### Given exercise
Pull every line containing the word "amount" from the records.
+++ Input data
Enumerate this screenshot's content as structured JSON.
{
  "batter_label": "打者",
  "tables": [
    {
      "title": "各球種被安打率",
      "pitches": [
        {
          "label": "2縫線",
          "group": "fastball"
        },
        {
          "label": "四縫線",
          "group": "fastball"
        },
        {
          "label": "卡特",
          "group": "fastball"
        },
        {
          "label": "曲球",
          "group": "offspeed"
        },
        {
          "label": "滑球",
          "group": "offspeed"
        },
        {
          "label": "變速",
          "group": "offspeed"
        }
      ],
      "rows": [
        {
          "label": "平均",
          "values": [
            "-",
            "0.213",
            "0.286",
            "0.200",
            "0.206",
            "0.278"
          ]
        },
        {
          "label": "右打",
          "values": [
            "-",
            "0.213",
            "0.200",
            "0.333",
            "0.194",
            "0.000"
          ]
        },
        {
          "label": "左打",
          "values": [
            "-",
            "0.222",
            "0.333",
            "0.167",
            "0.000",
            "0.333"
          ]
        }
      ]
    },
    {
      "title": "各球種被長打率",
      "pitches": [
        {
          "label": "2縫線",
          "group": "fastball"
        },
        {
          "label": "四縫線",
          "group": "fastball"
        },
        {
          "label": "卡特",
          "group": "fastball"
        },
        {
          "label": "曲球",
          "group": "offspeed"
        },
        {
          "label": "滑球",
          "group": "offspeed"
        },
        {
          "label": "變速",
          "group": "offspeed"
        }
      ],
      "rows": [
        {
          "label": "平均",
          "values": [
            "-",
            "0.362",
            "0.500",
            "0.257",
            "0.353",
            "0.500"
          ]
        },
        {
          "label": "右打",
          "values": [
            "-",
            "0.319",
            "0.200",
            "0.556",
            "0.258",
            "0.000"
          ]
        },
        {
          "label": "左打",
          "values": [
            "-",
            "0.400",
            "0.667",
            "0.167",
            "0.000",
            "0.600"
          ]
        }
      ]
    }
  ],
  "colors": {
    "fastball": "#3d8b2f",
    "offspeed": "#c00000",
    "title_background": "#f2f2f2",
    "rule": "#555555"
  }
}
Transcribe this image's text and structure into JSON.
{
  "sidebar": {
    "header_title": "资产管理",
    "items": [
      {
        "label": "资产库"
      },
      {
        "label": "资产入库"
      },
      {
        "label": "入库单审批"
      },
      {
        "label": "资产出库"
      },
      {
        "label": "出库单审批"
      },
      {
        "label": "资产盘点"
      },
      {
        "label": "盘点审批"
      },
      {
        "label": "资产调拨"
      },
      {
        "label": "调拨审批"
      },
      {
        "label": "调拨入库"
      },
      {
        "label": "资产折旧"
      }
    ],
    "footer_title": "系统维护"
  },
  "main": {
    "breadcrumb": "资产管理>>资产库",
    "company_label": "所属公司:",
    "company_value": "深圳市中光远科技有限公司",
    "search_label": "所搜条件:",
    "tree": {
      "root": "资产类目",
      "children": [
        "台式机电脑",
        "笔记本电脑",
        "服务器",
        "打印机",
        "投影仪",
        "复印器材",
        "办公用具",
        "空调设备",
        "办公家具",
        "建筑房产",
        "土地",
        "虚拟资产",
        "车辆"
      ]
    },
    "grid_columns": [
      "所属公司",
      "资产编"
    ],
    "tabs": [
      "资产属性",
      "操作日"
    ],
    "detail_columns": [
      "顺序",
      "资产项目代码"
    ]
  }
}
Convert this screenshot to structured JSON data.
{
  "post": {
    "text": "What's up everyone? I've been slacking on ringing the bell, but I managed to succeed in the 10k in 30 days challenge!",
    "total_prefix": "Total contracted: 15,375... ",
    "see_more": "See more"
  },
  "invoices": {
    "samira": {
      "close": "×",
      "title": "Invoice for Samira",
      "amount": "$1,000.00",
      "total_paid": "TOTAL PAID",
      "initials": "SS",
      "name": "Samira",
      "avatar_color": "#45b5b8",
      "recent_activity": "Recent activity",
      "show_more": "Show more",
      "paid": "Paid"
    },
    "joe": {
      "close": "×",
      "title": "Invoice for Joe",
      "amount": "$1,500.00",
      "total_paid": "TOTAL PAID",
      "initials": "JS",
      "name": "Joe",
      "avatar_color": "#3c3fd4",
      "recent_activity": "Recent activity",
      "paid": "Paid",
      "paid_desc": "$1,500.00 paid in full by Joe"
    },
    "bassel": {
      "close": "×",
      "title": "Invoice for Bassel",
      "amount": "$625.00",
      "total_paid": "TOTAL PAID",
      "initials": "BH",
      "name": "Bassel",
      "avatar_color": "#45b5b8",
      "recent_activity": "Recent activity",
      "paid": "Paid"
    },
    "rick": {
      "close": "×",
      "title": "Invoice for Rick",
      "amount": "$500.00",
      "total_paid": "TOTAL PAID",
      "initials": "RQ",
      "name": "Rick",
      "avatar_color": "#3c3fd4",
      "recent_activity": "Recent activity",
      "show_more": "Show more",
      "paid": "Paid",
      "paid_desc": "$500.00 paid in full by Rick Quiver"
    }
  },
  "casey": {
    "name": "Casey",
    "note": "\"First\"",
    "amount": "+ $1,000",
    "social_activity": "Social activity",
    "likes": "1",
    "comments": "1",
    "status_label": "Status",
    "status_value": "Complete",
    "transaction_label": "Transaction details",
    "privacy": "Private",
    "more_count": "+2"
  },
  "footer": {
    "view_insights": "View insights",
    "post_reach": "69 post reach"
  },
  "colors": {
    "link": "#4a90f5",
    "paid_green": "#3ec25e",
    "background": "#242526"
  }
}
++++++
### Problem solution
      "amount": "$1,000.00",
      "amount": "$1,500.00",
      "amount": "$625.00",
      "amount": "$500.00",
    "amount": "+ $1,000",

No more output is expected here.